::: Data for the task :::

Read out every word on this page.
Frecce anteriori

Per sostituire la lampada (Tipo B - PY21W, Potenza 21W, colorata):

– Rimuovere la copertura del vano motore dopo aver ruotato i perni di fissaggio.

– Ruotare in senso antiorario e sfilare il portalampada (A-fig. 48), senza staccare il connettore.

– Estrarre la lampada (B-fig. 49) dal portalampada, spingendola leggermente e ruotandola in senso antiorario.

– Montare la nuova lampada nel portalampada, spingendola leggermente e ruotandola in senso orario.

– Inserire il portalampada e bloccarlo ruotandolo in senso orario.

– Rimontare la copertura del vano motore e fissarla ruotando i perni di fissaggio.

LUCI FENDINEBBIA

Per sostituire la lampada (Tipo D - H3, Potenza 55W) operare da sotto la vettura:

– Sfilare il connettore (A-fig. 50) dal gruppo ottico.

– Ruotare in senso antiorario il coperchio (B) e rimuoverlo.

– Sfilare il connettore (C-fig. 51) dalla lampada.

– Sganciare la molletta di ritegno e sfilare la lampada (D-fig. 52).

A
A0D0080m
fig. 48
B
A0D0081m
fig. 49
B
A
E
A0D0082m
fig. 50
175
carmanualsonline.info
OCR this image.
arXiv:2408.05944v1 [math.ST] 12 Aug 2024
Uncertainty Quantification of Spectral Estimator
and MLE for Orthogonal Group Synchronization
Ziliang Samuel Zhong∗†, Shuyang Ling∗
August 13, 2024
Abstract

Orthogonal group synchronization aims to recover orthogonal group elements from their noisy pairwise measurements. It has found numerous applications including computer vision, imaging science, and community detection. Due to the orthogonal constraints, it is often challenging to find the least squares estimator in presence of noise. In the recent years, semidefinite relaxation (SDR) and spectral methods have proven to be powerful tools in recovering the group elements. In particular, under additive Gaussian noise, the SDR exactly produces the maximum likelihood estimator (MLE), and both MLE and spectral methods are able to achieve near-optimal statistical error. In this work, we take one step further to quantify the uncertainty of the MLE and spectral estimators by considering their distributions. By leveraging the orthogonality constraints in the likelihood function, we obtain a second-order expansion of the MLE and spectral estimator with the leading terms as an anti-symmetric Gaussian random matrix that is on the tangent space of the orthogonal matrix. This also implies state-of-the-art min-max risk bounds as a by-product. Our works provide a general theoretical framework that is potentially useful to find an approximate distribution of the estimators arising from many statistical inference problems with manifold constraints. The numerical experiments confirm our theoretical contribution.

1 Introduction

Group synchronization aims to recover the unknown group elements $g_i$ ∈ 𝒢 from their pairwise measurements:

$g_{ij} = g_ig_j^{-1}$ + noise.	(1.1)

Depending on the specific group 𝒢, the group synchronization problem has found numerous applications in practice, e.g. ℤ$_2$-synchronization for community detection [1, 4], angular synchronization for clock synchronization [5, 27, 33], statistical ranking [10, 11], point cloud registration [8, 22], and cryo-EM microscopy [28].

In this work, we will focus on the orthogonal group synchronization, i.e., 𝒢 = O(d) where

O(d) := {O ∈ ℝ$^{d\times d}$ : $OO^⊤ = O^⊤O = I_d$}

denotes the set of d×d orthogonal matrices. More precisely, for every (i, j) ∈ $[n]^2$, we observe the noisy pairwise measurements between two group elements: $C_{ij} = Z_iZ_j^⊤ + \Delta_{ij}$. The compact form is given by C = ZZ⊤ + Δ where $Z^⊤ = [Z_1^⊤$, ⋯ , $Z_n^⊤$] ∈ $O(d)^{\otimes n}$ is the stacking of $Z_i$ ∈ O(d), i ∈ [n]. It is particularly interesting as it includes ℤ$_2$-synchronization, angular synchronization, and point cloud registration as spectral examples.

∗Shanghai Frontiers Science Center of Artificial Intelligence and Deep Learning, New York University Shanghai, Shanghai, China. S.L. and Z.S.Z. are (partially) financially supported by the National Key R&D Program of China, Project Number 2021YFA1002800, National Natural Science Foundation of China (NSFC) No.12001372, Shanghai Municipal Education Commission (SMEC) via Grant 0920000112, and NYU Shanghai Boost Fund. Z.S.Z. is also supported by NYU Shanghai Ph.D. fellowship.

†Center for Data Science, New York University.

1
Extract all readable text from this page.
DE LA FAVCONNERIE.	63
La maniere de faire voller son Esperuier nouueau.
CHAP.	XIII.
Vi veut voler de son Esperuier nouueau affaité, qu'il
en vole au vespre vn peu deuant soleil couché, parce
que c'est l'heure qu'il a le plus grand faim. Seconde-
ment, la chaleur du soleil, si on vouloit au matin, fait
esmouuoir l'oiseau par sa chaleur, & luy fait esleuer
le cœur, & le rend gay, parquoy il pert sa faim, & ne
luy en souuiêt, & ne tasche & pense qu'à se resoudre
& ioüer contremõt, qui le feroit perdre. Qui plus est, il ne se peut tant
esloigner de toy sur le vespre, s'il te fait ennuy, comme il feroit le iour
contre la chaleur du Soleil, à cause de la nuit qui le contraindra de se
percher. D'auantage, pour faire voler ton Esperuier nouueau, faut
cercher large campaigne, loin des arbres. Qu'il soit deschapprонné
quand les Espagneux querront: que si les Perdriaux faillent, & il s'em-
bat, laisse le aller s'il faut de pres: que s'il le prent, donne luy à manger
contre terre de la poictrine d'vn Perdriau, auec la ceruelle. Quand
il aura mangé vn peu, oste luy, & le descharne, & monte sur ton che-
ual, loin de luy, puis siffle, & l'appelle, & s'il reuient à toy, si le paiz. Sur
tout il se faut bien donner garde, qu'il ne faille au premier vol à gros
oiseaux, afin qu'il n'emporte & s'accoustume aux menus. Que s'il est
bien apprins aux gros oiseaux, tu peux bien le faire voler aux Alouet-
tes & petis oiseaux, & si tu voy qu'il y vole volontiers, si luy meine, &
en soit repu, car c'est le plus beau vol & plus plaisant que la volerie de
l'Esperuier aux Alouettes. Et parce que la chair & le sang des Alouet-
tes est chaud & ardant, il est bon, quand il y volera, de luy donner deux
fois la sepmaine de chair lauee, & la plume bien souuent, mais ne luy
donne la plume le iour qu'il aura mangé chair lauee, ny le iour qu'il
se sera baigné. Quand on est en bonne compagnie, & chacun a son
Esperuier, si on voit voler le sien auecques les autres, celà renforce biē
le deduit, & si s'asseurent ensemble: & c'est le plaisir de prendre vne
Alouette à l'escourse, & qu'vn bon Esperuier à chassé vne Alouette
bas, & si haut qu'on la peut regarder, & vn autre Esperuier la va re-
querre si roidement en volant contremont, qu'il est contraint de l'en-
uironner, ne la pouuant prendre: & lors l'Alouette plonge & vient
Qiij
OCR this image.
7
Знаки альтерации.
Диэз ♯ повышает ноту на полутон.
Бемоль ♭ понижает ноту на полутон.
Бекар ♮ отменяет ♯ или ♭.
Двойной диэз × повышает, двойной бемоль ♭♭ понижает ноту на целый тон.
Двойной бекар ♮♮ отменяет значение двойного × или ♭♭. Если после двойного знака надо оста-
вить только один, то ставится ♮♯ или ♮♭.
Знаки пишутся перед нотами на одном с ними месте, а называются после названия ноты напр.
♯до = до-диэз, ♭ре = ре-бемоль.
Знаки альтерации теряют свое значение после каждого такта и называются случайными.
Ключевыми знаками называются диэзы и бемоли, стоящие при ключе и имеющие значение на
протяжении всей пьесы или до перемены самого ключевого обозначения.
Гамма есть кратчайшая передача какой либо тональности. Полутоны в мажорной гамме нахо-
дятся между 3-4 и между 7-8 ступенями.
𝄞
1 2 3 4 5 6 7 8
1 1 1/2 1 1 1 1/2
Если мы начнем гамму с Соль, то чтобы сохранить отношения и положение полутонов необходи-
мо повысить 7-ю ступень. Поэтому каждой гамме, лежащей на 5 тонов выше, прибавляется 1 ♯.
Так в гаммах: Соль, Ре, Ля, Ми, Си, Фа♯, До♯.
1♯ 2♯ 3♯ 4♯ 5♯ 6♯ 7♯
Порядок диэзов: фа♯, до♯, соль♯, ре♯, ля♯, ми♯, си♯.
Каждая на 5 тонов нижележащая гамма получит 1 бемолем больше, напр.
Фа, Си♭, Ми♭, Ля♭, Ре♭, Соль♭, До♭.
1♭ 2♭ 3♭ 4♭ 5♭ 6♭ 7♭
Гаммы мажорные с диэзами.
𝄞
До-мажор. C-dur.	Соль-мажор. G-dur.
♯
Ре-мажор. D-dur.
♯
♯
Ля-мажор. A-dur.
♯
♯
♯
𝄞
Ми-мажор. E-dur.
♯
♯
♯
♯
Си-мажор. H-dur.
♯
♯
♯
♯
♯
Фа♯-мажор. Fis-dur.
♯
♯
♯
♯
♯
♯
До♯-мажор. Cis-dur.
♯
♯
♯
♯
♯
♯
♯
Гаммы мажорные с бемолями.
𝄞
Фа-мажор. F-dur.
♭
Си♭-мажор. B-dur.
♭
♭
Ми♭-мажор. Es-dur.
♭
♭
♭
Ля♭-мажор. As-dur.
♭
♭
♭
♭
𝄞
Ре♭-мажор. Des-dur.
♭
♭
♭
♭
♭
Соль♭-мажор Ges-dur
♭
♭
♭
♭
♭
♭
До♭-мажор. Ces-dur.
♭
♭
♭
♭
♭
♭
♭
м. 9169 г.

:::

**Stated problem**
Output nothing but the number of lines in the data containing the string "chair".

**Task response**
3